* **Short task**: Search the data below for the string "this". Extract every line that contains it.

* **Raw records**:
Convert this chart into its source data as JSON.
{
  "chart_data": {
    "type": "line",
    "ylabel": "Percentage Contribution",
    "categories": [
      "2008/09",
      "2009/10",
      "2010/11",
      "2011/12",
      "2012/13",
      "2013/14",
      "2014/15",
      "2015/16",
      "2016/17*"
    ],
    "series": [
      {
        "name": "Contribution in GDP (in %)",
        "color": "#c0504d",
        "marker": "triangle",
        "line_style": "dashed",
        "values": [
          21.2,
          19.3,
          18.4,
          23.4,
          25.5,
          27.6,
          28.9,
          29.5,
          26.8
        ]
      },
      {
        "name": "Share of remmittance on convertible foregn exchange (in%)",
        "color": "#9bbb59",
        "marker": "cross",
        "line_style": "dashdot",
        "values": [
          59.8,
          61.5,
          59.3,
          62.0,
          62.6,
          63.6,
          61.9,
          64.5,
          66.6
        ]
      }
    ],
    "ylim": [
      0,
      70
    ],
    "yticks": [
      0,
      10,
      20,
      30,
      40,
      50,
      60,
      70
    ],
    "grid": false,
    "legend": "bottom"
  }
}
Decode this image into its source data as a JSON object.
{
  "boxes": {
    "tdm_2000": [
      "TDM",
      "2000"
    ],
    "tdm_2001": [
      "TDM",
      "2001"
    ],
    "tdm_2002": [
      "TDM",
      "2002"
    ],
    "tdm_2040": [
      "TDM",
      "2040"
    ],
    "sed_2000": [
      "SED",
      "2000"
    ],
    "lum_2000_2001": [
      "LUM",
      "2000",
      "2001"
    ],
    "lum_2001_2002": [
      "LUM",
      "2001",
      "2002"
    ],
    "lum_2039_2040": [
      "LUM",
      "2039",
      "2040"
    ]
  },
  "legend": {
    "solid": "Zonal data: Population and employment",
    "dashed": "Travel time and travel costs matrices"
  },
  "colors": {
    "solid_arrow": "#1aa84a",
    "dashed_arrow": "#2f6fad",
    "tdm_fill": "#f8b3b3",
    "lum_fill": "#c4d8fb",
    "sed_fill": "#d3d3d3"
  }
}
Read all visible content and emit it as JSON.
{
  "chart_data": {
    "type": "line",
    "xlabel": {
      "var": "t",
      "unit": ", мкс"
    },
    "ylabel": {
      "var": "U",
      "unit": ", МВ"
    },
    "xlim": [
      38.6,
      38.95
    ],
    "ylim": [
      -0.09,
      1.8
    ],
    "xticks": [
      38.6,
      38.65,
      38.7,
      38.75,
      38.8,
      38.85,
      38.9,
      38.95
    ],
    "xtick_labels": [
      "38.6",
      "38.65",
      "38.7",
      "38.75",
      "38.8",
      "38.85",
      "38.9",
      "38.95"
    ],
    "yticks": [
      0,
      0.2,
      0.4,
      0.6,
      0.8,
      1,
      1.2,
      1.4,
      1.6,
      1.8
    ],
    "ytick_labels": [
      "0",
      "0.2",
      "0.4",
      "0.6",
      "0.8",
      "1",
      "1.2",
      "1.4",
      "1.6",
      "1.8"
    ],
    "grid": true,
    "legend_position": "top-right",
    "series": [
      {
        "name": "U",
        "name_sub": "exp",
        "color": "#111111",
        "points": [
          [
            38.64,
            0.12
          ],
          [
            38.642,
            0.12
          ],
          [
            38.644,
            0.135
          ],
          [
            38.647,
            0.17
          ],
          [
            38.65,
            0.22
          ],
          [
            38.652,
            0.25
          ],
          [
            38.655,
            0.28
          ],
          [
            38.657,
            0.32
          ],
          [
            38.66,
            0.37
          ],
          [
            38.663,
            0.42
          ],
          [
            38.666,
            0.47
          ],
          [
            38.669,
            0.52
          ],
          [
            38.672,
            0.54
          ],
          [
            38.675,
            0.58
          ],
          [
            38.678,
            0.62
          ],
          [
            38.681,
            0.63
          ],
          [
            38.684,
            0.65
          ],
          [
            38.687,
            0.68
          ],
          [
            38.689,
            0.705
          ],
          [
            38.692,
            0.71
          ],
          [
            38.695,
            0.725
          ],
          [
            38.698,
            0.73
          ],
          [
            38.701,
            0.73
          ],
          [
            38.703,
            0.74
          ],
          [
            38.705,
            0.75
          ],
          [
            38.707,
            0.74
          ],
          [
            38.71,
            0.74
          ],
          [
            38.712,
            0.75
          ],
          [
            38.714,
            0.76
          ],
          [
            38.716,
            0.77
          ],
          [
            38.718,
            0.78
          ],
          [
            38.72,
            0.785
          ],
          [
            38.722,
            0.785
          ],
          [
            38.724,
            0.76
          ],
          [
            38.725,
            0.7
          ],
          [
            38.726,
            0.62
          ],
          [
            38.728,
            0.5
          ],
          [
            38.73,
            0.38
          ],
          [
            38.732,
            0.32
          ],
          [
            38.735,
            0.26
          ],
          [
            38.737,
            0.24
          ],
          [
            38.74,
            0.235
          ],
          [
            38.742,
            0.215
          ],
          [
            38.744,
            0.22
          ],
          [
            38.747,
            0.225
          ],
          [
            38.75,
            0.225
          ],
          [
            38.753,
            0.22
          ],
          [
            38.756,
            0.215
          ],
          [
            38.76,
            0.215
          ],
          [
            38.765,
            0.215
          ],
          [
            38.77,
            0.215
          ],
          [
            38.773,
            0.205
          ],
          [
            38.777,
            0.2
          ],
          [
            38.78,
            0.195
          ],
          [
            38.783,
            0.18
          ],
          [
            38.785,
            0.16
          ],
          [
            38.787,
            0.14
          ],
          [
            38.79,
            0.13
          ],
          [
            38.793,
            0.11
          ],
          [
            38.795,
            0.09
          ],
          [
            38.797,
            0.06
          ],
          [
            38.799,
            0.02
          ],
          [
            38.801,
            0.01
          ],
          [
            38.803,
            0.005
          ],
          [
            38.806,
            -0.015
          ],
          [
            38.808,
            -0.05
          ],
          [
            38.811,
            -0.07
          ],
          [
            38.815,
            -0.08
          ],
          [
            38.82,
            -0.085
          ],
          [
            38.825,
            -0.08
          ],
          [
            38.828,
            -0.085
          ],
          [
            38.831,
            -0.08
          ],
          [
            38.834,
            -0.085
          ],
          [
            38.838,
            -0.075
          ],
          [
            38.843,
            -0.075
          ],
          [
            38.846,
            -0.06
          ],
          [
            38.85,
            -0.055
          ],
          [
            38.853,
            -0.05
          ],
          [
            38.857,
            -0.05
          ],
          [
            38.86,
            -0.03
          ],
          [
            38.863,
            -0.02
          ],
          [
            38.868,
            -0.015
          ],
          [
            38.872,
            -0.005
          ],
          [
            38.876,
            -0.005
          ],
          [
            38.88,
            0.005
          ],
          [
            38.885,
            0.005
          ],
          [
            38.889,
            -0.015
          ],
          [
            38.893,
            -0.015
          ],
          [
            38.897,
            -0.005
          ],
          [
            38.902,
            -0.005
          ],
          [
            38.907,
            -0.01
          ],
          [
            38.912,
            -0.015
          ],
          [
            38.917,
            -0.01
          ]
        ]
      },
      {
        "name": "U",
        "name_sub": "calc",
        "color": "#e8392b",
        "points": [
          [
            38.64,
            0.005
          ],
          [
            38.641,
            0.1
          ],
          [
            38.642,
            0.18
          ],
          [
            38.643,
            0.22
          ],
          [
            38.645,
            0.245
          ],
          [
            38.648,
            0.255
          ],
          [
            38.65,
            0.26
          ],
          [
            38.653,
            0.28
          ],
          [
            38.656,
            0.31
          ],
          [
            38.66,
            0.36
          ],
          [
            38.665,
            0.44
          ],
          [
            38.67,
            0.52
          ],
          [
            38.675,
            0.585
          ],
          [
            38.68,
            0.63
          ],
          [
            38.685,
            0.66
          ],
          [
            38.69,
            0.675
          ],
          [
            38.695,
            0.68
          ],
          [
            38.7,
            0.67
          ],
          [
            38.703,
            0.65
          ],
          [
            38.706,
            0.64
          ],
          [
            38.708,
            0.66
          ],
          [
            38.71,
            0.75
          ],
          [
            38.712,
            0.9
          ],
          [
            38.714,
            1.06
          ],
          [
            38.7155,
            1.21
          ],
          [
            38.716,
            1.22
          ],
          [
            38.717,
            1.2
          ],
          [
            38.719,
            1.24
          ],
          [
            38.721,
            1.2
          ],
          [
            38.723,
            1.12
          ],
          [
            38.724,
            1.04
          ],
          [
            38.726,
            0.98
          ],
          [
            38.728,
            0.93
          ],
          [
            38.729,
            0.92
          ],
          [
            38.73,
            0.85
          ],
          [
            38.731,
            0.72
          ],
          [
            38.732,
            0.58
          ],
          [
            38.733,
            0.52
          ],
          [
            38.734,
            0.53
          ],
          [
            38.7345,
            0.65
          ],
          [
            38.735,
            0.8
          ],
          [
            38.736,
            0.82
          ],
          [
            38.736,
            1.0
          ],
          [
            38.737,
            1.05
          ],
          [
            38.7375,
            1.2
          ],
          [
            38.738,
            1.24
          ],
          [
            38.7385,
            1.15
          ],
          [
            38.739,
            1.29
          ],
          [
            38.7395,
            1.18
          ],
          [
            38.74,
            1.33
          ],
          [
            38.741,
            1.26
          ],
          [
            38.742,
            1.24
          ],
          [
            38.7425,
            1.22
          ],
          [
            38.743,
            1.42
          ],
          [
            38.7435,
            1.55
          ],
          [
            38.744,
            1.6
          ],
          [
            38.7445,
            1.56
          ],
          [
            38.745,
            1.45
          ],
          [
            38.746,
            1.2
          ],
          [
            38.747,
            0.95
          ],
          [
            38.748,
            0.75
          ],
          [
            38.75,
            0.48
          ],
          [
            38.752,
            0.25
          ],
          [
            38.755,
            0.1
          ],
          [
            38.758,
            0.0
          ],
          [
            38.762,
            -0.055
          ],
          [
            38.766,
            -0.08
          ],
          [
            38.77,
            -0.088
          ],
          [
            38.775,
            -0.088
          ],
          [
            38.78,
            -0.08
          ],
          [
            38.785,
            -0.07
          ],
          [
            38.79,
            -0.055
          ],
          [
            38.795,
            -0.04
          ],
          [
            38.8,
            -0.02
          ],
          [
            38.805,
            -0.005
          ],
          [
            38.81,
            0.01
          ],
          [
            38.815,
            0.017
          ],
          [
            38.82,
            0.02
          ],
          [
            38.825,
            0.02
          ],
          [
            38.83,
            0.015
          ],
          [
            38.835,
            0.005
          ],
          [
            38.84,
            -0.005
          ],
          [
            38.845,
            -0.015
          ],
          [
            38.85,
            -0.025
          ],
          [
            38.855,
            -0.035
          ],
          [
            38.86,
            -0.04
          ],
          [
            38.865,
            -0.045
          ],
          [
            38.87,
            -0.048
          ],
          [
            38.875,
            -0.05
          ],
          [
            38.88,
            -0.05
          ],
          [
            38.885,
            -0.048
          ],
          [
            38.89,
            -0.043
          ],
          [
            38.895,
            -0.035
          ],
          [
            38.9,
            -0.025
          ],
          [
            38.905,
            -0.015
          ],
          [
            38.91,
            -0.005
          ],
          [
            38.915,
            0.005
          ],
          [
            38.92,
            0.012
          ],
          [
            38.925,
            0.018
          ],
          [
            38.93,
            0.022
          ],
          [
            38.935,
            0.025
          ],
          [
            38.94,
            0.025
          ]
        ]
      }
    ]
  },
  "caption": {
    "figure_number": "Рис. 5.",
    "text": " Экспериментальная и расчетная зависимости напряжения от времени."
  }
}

* **Task response**:
Convert this chart into its source data as JSON.
Decode this image into its source data as a JSON object.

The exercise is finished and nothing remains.